BEGIN Data supplied

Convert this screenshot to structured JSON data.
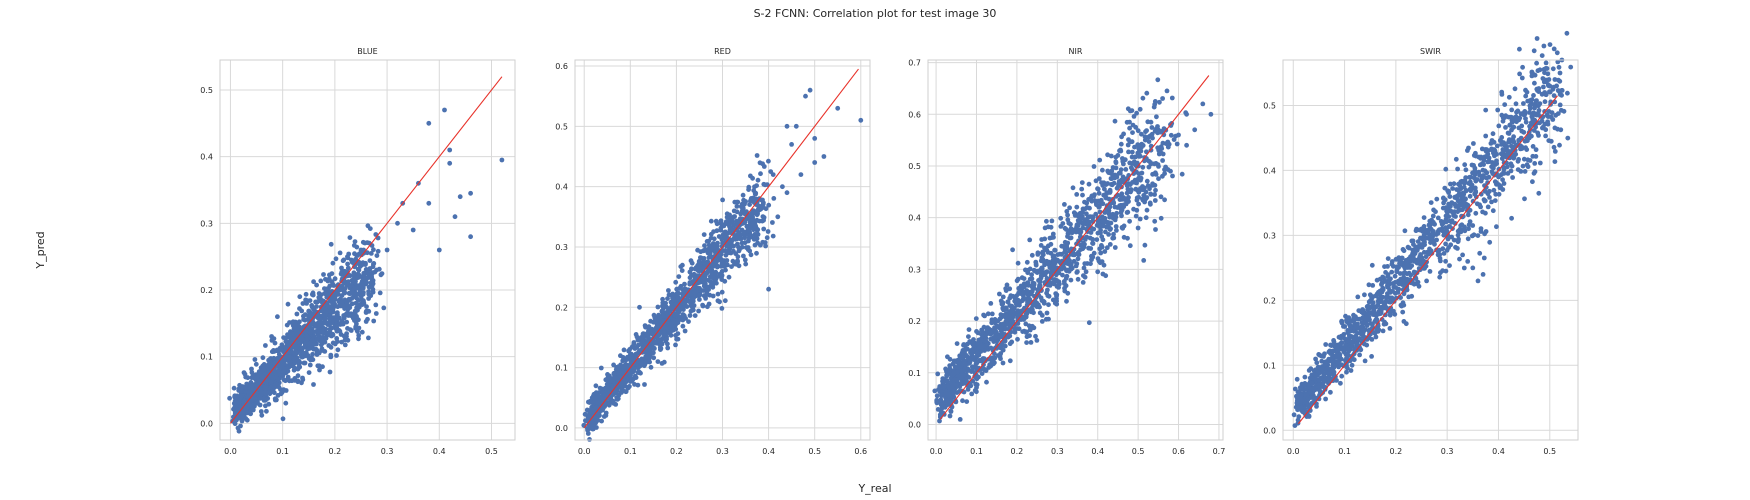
{
  "suptitle": "S-2 FCNN: Correlation plot for test image 30",
  "xlabel": "Y_real",
  "ylabel": "Y_pred",
  "colors": {
    "points": "#4c72b0",
    "identity_line": "#e8322a",
    "grid": "#d9d9d9",
    "frame": "#cfcfcf"
  },
  "chart_data": [
    {
      "type": "scatter",
      "title": "BLUE",
      "xlim": [
        -0.02,
        0.545
      ],
      "ylim": [
        -0.025,
        0.545
      ],
      "xticks": [
        0.0,
        0.1,
        0.2,
        0.3,
        0.4,
        0.5
      ],
      "xtick_labels": [
        "0.0",
        "0.1",
        "0.2",
        "0.3",
        "0.4",
        "0.5"
      ],
      "yticks": [
        0.0,
        0.1,
        0.2,
        0.3,
        0.4,
        0.5
      ],
      "ytick_labels": [
        "0.0",
        "0.1",
        "0.2",
        "0.3",
        "0.4",
        "0.5"
      ],
      "grid": true,
      "identity_line": [
        [
          0.0,
          0.0
        ],
        [
          0.52,
          0.52
        ]
      ],
      "cloud": {
        "x_range": [
          0.01,
          0.27
        ],
        "slope": 0.8,
        "intercept": 0.012,
        "spread": 0.022
      },
      "outliers": [
        [
          0.52,
          0.395
        ],
        [
          0.46,
          0.345
        ],
        [
          0.44,
          0.34
        ],
        [
          0.42,
          0.41
        ],
        [
          0.46,
          0.28
        ],
        [
          0.4,
          0.26
        ],
        [
          0.38,
          0.45
        ],
        [
          0.41,
          0.47
        ],
        [
          0.33,
          0.33
        ],
        [
          0.35,
          0.29
        ],
        [
          0.3,
          0.26
        ],
        [
          0.28,
          0.23
        ],
        [
          0.36,
          0.36
        ],
        [
          0.32,
          0.3
        ],
        [
          0.25,
          0.26
        ],
        [
          0.24,
          0.18
        ],
        [
          0.38,
          0.33
        ],
        [
          0.43,
          0.31
        ],
        [
          0.09,
          0.16
        ],
        [
          0.42,
          0.39
        ]
      ]
    },
    {
      "type": "scatter",
      "title": "RED",
      "xlim": [
        -0.02,
        0.62
      ],
      "ylim": [
        -0.02,
        0.61
      ],
      "xticks": [
        0.0,
        0.1,
        0.2,
        0.3,
        0.4,
        0.5,
        0.6
      ],
      "xtick_labels": [
        "0.0",
        "0.1",
        "0.2",
        "0.3",
        "0.4",
        "0.5",
        "0.6"
      ],
      "yticks": [
        0.0,
        0.1,
        0.2,
        0.3,
        0.4,
        0.5,
        0.6
      ],
      "ytick_labels": [
        "0.0",
        "0.1",
        "0.2",
        "0.3",
        "0.4",
        "0.5",
        "0.6"
      ],
      "grid": true,
      "identity_line": [
        [
          0.0,
          0.0
        ],
        [
          0.595,
          0.595
        ]
      ],
      "cloud": {
        "x_range": [
          0.005,
          0.39
        ],
        "slope": 0.95,
        "intercept": 0.008,
        "spread": 0.02
      },
      "outliers": [
        [
          0.6,
          0.51
        ],
        [
          0.55,
          0.53
        ],
        [
          0.49,
          0.56
        ],
        [
          0.48,
          0.55
        ],
        [
          0.52,
          0.45
        ],
        [
          0.5,
          0.48
        ],
        [
          0.47,
          0.42
        ],
        [
          0.45,
          0.47
        ],
        [
          0.43,
          0.4
        ],
        [
          0.42,
          0.35
        ],
        [
          0.44,
          0.39
        ],
        [
          0.4,
          0.23
        ],
        [
          0.37,
          0.33
        ],
        [
          0.41,
          0.42
        ],
        [
          0.46,
          0.5
        ],
        [
          0.5,
          0.44
        ],
        [
          0.44,
          0.5
        ],
        [
          0.38,
          0.38
        ],
        [
          0.12,
          0.2
        ],
        [
          0.36,
          0.32
        ]
      ]
    },
    {
      "type": "scatter",
      "title": "NIR",
      "xlim": [
        -0.02,
        0.71
      ],
      "ylim": [
        -0.03,
        0.705
      ],
      "xticks": [
        0.0,
        0.1,
        0.2,
        0.3,
        0.4,
        0.5,
        0.6,
        0.7
      ],
      "xtick_labels": [
        "0.0",
        "0.1",
        "0.2",
        "0.3",
        "0.4",
        "0.5",
        "0.6",
        "0.7"
      ],
      "yticks": [
        0.0,
        0.1,
        0.2,
        0.3,
        0.4,
        0.5,
        0.6,
        0.7
      ],
      "ytick_labels": [
        "0.0",
        "0.1",
        "0.2",
        "0.3",
        "0.4",
        "0.5",
        "0.6",
        "0.7"
      ],
      "grid": true,
      "identity_line": [
        [
          0.01,
          0.01
        ],
        [
          0.675,
          0.675
        ]
      ],
      "cloud": {
        "x_range": [
          0.01,
          0.56
        ],
        "slope": 0.9,
        "intercept": 0.04,
        "spread": 0.035
      },
      "outliers": [
        [
          0.68,
          0.6
        ],
        [
          0.66,
          0.62
        ],
        [
          0.64,
          0.57
        ],
        [
          0.62,
          0.54
        ],
        [
          0.6,
          0.56
        ],
        [
          0.58,
          0.58
        ],
        [
          0.55,
          0.57
        ],
        [
          0.62,
          0.6
        ],
        [
          0.56,
          0.48
        ],
        [
          0.58,
          0.49
        ],
        [
          0.08,
          0.17
        ],
        [
          0.1,
          0.18
        ],
        [
          0.12,
          0.21
        ],
        [
          0.5,
          0.38
        ],
        [
          0.52,
          0.4
        ]
      ]
    },
    {
      "type": "scatter",
      "title": "SWIR",
      "xlim": [
        -0.02,
        0.555
      ],
      "ylim": [
        -0.015,
        0.57
      ],
      "xticks": [
        0.0,
        0.1,
        0.2,
        0.3,
        0.4,
        0.5
      ],
      "xtick_labels": [
        "0.0",
        "0.1",
        "0.2",
        "0.3",
        "0.4",
        "0.5"
      ],
      "yticks": [
        0.0,
        0.1,
        0.2,
        0.3,
        0.4,
        0.5
      ],
      "ytick_labels": [
        "0.0",
        "0.1",
        "0.2",
        "0.3",
        "0.4",
        "0.5"
      ],
      "grid": true,
      "identity_line": [
        [
          0.01,
          0.01
        ],
        [
          0.515,
          0.515
        ]
      ],
      "cloud": {
        "x_range": [
          0.01,
          0.525
        ],
        "slope": 0.96,
        "intercept": 0.03,
        "spread": 0.026
      },
      "outliers": [
        [
          0.52,
          0.55
        ],
        [
          0.51,
          0.54
        ],
        [
          0.5,
          0.53
        ],
        [
          0.49,
          0.52
        ],
        [
          0.47,
          0.5
        ],
        [
          0.43,
          0.42
        ],
        [
          0.4,
          0.39
        ],
        [
          0.37,
          0.24
        ],
        [
          0.35,
          0.25
        ],
        [
          0.36,
          0.23
        ],
        [
          0.34,
          0.26
        ],
        [
          0.32,
          0.28
        ],
        [
          0.33,
          0.27
        ],
        [
          0.46,
          0.45
        ],
        [
          0.41,
          0.43
        ],
        [
          0.44,
          0.48
        ]
      ]
    }
  ]
}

END Data supplied

Do this
Pull out all lines containing "intercept".

Response
        "intercept": 0.012,
        "intercept": 0.008,
        "intercept": 0.04,
        "intercept": 0.03,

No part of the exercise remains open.